TASK: Restate the whole listing exactly.

DATA FOR THE TASK:
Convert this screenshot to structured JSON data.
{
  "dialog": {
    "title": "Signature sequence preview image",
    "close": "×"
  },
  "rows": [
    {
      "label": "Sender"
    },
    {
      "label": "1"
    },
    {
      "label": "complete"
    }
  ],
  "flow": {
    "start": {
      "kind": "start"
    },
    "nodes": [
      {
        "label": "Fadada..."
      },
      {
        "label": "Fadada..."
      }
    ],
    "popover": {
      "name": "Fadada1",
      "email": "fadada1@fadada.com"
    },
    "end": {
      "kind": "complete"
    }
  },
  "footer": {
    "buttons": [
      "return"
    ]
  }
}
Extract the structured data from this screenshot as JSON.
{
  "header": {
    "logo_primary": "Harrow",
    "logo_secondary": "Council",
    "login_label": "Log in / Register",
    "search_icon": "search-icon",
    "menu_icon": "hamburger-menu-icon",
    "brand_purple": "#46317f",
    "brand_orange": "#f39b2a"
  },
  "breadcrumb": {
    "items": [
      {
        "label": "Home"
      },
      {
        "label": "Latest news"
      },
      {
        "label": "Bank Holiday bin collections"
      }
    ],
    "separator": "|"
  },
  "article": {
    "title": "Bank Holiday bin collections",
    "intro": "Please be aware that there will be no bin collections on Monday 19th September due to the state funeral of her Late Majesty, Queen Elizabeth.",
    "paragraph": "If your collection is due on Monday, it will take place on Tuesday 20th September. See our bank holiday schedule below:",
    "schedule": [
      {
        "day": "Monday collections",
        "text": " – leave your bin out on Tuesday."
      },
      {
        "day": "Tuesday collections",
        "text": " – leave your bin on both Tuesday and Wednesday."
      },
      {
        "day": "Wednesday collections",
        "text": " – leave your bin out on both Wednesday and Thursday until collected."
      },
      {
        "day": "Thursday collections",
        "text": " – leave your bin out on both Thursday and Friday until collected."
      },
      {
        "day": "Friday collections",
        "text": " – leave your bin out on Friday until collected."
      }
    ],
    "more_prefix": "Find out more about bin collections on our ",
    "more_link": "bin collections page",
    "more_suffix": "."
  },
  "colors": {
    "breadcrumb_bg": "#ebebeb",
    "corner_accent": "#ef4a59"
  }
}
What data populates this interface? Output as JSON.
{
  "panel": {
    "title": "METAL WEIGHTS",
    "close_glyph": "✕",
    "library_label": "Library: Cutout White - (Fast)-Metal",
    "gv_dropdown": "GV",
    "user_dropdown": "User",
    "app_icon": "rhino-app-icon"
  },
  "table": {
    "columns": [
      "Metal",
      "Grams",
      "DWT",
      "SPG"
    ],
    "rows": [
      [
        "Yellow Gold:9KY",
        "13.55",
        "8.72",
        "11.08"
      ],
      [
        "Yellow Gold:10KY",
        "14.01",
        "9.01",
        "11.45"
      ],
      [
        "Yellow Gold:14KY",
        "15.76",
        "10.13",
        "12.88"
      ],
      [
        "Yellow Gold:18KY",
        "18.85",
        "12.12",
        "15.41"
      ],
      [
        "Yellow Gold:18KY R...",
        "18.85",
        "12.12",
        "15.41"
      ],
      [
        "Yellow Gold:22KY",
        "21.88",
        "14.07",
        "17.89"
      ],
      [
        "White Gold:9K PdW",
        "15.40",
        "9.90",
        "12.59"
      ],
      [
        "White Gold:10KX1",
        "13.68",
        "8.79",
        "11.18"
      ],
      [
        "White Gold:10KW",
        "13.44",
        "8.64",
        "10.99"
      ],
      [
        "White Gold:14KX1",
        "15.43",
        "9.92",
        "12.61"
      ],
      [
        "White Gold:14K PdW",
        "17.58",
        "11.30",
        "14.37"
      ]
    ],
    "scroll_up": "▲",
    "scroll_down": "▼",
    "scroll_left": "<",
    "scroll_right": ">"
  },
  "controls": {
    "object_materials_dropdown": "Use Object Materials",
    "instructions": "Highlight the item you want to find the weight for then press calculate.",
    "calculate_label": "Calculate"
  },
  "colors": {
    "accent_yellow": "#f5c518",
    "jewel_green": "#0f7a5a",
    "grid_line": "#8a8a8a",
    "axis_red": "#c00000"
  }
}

TASK OUTPUT:
Convert this screenshot to structured JSON data.
{
  "dialog": {
    "title": "Signature sequence preview image",
    "close": "×"
  },
  "rows": [
    {
      "label": "Sender"
    },
    {
      "label": "1"
    },
    {
      "label": "complete"
    }
  ],
  "flow": {
    "start": {
      "kind": "start"
    },
    "nodes": [
      {
        "label": "Fadada..."
      },
      {
        "label": "Fadada..."
      }
    ],
    "popover": {
      "name": "Fadada1",
      "email": "fadada1@fadada.com"
    },
    "end": {
      "kind": "complete"
    }
  },
  "footer": {
    "buttons": [
      "return"
    ]
  }
}
Extract the structured data from this screenshot as JSON.
{
  "header": {
    "logo_primary": "Harrow",
    "logo_secondary": "Council",
    "login_label": "Log in / Register",
    "search_icon": "search-icon",
    "menu_icon": "hamburger-menu-icon",
    "brand_purple": "#46317f",
    "brand_orange": "#f39b2a"
  },
  "breadcrumb": {
    "items": [
      {
        "label": "Home"
      },
      {
        "label": "Latest news"
      },
      {
        "label": "Bank Holiday bin collections"
      }
    ],
    "separator": "|"
  },
  "article": {
    "title": "Bank Holiday bin collections",
    "intro": "Please be aware that there will be no bin collections on Monday 19th September due to the state funeral of her Late Majesty, Queen Elizabeth.",
    "paragraph": "If your collection is due on Monday, it will take place on Tuesday 20th September. See our bank holiday schedule below:",
    "schedule": [
      {
        "day": "Monday collections",
        "text": " – leave your bin out on Tuesday."
      },
      {
        "day": "Tuesday collections",
        "text": " – leave your bin on both Tuesday and Wednesday."
      },
      {
        "day": "Wednesday collections",
        "text": " – leave your bin out on both Wednesday and Thursday until collected."
      },
      {
        "day": "Thursday collections",
        "text": " – leave your bin out on both Thursday and Friday until collected."
      },
      {
        "day": "Friday collections",
        "text": " – leave your bin out on Friday until collected."
      }
    ],
    "more_prefix": "Find out more about bin collections on our ",
    "more_link": "bin collections page",
    "more_suffix": "."
  },
  "colors": {
    "breadcrumb_bg": "#ebebeb",
    "corner_accent": "#ef4a59"
  }
}
What data populates this interface? Output as JSON.
{
  "panel": {
    "title": "METAL WEIGHTS",
    "close_glyph": "✕",
    "library_label": "Library: Cutout White - (Fast)-Metal",
    "gv_dropdown": "GV",
    "user_dropdown": "User",
    "app_icon": "rhino-app-icon"
  },
  "table": {
    "columns": [
      "Metal",
      "Grams",
      "DWT",
      "SPG"
    ],
    "rows": [
      [
        "Yellow Gold:9KY",
        "13.55",
        "8.72",
        "11.08"
      ],
      [
        "Yellow Gold:10KY",
        "14.01",
        "9.01",
        "11.45"
      ],
      [
        "Yellow Gold:14KY",
        "15.76",
        "10.13",
        "12.88"
      ],
      [
        "Yellow Gold:18KY",
        "18.85",
        "12.12",
        "15.41"
      ],
      [
        "Yellow Gold:18KY R...",
        "18.85",
        "12.12",
        "15.41"
      ],
      [
        "Yellow Gold:22KY",
        "21.88",
        "14.07",
        "17.89"
      ],
      [
        "White Gold:9K PdW",
        "15.40",
        "9.90",
        "12.59"
      ],
      [
        "White Gold:10KX1",
        "13.68",
        "8.79",
        "11.18"
      ],
      [
        "White Gold:10KW",
        "13.44",
        "8.64",
        "10.99"
      ],
      [
        "White Gold:14KX1",
        "15.43",
        "9.92",
        "12.61"
      ],
      [
        "White Gold:14K PdW",
        "17.58",
        "11.30",
        "14.37"
      ]
    ],
    "scroll_up": "▲",
    "scroll_down": "▼",
    "scroll_left": "<",
    "scroll_right": ">"
  },
  "controls": {
    "object_materials_dropdown": "Use Object Materials",
    "instructions": "Highlight the item you want to find the weight for then press calculate.",
    "calculate_label": "Calculate"
  },
  "colors": {
    "accent_yellow": "#f5c518",
    "jewel_green": "#0f7a5a",
    "grid_line": "#8a8a8a",
    "axis_red": "#c00000"
  }
}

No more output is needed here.